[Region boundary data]
▬▬▬

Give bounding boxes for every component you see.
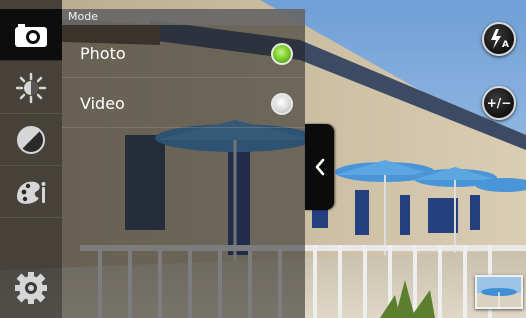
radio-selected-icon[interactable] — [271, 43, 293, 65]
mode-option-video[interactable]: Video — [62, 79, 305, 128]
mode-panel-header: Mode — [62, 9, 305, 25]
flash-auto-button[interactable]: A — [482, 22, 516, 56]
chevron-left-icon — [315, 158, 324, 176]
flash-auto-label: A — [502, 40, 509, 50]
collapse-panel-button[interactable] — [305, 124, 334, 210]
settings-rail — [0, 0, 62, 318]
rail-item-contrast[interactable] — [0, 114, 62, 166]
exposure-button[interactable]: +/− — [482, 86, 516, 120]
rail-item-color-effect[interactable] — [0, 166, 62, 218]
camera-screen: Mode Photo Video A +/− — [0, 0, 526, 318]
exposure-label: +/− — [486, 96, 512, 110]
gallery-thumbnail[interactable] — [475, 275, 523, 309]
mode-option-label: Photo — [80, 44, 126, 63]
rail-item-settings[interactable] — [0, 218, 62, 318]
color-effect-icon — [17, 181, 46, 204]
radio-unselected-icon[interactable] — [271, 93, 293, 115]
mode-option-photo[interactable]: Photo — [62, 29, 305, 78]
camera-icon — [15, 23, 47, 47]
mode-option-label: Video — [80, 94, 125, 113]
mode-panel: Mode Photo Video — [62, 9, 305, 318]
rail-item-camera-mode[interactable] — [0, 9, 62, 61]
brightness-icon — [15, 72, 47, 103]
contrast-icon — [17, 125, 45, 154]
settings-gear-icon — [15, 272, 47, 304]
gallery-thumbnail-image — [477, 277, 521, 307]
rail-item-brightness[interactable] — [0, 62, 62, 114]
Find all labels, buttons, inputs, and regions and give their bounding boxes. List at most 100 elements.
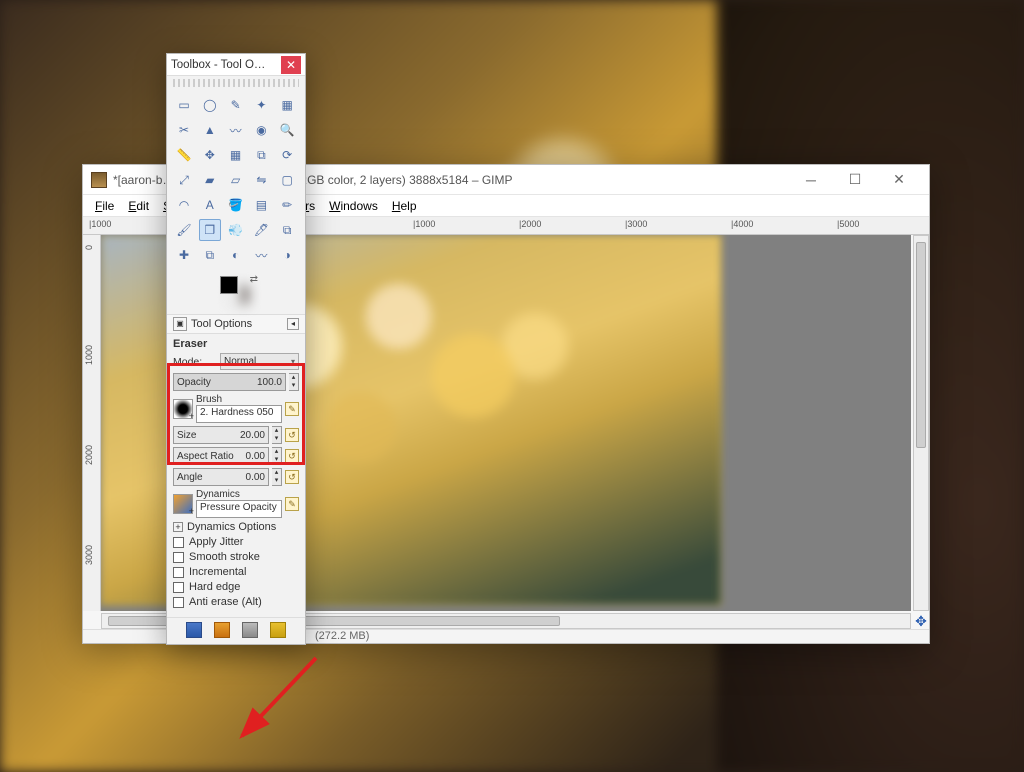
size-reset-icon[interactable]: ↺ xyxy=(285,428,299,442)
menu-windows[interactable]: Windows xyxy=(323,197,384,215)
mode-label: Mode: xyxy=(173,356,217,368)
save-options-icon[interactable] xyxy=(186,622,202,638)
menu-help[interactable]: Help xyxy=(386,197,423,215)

▬▬▬

» SET TASK: Write out every line of the records above as a numbered list, skipping any blank lines and leaving out the pictures.

» ANSWER IN FULL:
1. Give bounding boxes for every component you see.
2. radio-selected-icon[interactable] — [271, 43, 293, 65]
3. mode-option-video[interactable]: Video — [62, 79, 305, 128]
4. mode-panel-header: Mode — [62, 9, 305, 25]
5. flash-auto-button[interactable]: A — [482, 22, 516, 56]
6. chevron-left-icon — [315, 158, 324, 176]
7. flash-auto-label: A — [502, 40, 509, 50]
8. collapse-panel-button[interactable] — [305, 124, 334, 210]
9. settings-rail — [0, 0, 62, 318]
10. rail-item-contrast[interactable] — [0, 114, 62, 166]
11. exposure-button[interactable]: +/− — [482, 86, 516, 120]
12. rail-item-color-effect[interactable] — [0, 166, 62, 218]
13. camera-screen: Mode Photo Video A +/− — [0, 0, 526, 318]
14. exposure-label: +/− — [486, 96, 512, 110]
15. gallery-thumbnail[interactable] — [475, 275, 523, 309]
16. mode-option-label: Photo — [80, 44, 126, 63]
17. rail-item-settings[interactable] — [0, 218, 62, 318]
18. color-effect-icon — [17, 181, 46, 204]
19. radio-unselected-icon[interactable] — [271, 93, 293, 115]
20. mode-option-photo[interactable]: Photo — [62, 29, 305, 78]
21. camera-icon — [15, 23, 47, 47]
22. mode-option-label: Video — [80, 94, 125, 113]
23. mode-panel: Mode Photo Video — [62, 9, 305, 318]
24. rail-item-camera-mode[interactable] — [0, 9, 62, 61]
25. brightness-icon — [15, 72, 47, 103]
26. contrast-icon — [17, 125, 45, 154]
27. settings-gear-icon — [15, 272, 47, 304]
28. gallery-thumbnail-image — [477, 277, 521, 307]
29. rail-item-brightness[interactable] — [0, 62, 62, 114]
30. Find all labels, buttons, inputs, and regions and give their bounding boxes. List at most 100 elements.
31. size-reset-icon[interactable]: ↺ xyxy=(285,428,299,442)
32. menu-windows[interactable]: Windows xyxy=(323,197,384,215)
33. mode-label: Mode: xyxy=(173,356,217,368)
34. save-options-icon[interactable] xyxy=(186,622,202,638)
35. menu-help[interactable]: Help xyxy=(386,197,423,215)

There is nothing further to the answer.